What you have to do:
Report every line of the material that contains the string "billing", treating uppercase and lowercase letters as different.

Data records:
Begin

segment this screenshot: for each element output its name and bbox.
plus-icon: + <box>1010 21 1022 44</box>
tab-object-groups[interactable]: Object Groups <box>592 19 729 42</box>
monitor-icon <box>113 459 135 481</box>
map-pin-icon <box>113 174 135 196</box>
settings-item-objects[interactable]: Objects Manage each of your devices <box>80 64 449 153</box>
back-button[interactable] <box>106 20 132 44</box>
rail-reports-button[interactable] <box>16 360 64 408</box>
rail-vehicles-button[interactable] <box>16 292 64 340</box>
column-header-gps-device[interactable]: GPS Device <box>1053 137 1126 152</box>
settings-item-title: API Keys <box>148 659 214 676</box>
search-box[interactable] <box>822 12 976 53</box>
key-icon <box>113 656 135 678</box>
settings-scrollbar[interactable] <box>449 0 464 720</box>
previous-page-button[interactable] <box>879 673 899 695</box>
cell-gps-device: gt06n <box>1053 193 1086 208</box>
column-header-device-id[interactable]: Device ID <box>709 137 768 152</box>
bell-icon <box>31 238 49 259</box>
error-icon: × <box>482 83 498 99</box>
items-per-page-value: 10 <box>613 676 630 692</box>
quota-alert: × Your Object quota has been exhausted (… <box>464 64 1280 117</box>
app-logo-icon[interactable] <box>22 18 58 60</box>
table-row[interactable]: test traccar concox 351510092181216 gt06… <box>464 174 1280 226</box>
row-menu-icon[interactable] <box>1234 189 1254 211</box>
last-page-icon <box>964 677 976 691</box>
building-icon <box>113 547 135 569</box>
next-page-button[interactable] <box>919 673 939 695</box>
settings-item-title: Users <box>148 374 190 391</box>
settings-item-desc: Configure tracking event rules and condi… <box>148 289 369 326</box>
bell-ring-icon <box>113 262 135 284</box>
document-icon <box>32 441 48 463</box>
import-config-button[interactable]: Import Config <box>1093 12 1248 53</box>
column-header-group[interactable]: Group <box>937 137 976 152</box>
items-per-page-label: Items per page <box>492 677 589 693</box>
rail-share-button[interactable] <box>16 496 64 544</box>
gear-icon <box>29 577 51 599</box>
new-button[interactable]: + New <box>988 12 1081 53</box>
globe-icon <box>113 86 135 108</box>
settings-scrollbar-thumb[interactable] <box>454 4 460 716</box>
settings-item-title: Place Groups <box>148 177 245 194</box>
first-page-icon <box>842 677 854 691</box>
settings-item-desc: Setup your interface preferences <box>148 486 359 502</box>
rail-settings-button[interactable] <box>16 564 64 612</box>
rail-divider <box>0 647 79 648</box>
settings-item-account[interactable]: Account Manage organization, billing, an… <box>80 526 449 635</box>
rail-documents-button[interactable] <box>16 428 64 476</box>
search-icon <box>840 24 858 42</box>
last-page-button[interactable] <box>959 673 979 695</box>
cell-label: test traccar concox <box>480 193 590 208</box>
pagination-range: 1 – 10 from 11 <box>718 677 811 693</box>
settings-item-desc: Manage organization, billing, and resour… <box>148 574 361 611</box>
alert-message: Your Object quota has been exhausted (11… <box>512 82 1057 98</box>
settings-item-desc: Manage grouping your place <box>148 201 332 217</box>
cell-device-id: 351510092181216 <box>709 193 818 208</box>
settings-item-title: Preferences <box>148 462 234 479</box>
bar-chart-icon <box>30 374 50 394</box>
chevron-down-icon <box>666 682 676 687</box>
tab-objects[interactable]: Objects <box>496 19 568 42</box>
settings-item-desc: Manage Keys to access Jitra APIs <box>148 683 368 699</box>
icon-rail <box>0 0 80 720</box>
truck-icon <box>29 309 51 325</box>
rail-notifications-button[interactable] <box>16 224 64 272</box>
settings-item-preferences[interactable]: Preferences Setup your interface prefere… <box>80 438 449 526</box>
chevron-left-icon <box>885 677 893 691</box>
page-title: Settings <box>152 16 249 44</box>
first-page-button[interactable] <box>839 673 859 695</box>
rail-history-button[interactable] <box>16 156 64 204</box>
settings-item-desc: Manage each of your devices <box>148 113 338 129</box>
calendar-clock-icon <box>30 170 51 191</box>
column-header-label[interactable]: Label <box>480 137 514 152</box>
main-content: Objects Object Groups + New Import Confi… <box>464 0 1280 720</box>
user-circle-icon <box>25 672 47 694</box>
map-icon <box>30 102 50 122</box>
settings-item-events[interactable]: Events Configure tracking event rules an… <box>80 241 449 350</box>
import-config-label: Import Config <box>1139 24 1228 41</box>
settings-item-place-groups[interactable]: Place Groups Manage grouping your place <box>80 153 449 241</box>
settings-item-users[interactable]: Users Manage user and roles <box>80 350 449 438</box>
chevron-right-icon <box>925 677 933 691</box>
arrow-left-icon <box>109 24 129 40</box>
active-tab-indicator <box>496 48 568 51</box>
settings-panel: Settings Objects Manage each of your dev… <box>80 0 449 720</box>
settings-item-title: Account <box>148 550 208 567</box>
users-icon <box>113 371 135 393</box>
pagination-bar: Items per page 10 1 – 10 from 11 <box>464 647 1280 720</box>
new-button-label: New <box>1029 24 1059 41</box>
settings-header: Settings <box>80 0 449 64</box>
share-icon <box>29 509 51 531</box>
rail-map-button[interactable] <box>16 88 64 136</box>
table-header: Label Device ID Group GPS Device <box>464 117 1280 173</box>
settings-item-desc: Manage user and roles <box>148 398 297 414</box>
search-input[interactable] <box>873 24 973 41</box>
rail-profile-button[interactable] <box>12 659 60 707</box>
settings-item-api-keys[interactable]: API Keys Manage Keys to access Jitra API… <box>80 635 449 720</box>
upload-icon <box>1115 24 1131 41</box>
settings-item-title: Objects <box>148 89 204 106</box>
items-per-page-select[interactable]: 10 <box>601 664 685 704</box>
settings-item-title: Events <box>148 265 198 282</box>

End

Answer in full:
settings-item-account[interactable]: Account Manage organization, billing, an… <box>80 526 449 635</box>
settings-item-desc: Manage organization, billing, and resour… <box>148 574 361 611</box>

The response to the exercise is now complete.